Items from a dataset
┌──

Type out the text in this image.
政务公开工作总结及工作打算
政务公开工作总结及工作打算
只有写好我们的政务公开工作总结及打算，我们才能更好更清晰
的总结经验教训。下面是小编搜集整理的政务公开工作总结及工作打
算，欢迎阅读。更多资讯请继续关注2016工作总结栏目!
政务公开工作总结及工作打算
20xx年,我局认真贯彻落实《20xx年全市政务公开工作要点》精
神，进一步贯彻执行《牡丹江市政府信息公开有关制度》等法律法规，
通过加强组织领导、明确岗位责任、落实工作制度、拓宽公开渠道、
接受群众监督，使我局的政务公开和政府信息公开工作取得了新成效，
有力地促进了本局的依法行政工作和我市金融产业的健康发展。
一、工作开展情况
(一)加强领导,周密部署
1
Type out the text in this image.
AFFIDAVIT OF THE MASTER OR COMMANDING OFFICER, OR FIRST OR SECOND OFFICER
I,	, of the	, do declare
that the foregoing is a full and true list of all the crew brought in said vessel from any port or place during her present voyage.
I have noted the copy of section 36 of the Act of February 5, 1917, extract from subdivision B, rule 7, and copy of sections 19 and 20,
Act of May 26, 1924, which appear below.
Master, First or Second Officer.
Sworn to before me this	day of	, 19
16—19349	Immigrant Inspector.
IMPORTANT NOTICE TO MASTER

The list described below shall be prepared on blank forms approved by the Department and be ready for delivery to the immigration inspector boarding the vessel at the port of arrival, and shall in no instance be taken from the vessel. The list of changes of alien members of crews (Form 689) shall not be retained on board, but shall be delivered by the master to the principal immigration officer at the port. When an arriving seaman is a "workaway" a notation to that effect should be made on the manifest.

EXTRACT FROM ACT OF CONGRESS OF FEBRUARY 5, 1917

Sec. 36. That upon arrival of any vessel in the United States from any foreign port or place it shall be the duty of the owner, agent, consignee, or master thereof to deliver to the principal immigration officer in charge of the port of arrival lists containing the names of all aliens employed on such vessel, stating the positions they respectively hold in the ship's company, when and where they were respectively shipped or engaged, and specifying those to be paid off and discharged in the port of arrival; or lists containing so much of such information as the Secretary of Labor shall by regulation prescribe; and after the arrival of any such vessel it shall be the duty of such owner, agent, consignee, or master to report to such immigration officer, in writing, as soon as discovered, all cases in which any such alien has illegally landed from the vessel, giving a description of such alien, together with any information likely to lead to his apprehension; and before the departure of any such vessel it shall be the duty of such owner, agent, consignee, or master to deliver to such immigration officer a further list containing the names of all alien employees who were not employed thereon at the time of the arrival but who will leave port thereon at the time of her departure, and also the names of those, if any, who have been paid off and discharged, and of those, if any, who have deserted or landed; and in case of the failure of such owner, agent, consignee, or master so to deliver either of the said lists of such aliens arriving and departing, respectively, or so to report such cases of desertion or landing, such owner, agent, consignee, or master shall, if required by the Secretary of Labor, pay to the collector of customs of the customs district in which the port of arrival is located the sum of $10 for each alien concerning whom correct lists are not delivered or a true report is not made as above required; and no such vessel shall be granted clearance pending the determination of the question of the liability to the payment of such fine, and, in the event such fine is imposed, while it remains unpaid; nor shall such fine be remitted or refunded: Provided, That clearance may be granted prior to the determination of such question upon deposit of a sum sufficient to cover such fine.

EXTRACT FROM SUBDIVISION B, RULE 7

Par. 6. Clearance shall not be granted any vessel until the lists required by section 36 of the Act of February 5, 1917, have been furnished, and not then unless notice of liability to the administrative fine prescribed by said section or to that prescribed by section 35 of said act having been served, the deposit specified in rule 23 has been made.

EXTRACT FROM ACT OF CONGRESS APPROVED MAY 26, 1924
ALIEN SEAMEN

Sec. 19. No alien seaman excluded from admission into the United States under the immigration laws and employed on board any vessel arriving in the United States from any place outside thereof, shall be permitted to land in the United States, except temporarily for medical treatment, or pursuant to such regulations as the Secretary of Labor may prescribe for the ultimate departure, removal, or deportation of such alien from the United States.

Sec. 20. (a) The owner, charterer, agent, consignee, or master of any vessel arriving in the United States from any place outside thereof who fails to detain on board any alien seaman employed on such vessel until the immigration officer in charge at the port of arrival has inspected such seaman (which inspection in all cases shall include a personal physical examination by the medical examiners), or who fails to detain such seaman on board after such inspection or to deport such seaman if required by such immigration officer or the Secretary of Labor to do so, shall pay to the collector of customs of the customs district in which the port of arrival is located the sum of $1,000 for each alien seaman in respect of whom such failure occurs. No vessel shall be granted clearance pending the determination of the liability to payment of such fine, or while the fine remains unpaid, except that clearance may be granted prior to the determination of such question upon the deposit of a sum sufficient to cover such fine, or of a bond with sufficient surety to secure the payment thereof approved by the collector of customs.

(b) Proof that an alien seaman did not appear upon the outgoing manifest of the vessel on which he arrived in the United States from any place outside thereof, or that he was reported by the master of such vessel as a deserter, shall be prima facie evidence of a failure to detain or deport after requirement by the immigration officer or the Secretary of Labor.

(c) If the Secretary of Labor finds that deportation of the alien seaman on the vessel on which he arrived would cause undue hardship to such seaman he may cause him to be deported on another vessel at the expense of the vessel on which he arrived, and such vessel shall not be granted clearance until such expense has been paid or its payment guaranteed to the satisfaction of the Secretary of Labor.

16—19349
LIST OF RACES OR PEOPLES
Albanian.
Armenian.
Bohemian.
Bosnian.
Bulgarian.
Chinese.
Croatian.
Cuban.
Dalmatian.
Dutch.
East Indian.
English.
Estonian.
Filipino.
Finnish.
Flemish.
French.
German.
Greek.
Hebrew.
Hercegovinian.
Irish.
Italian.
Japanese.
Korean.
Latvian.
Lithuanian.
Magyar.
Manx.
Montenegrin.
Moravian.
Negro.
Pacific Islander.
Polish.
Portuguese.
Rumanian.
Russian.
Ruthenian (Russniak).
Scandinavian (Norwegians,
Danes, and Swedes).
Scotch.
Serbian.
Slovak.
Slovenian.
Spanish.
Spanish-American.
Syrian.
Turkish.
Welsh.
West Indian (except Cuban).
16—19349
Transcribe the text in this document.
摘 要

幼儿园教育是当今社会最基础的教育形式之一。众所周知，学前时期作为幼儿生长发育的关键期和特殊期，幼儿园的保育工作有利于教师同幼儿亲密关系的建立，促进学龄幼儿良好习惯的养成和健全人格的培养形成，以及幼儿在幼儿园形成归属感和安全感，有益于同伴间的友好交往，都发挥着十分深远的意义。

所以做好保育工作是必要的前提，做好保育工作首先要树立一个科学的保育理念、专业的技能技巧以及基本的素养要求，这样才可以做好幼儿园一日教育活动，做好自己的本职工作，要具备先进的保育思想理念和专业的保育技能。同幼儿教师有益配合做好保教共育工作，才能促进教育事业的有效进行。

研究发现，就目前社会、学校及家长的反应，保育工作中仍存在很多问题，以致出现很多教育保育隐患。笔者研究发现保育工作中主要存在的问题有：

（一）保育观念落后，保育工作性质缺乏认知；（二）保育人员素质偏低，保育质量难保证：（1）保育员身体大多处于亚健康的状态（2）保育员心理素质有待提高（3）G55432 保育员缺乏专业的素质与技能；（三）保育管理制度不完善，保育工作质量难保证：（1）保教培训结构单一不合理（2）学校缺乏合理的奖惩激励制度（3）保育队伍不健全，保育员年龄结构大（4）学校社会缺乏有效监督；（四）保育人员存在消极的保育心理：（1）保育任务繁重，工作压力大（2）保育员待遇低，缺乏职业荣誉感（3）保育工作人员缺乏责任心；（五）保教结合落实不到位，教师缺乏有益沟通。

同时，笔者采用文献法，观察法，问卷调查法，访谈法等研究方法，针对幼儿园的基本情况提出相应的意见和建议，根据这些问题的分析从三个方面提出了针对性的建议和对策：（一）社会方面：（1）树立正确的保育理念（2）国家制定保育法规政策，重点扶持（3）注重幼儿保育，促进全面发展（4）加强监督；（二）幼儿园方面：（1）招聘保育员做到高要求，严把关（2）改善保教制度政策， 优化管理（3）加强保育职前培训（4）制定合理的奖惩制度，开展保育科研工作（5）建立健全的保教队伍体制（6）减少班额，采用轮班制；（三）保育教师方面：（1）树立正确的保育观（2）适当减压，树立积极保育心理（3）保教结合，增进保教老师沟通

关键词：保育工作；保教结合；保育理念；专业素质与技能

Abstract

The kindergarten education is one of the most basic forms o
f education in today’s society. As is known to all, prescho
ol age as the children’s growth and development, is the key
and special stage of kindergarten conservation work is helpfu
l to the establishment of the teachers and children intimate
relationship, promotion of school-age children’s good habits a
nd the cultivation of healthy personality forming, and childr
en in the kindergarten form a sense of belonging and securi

└──

▸ Stated task: Identify all lines where the word "CONGRESS" shows up. Copy them.

▸ The result:
EXTRACT FROM ACT OF CONGRESS OF FEBRUARY 5, 1917
EXTRACT FROM ACT OF CONGRESS APPROVED MAY 26, 1924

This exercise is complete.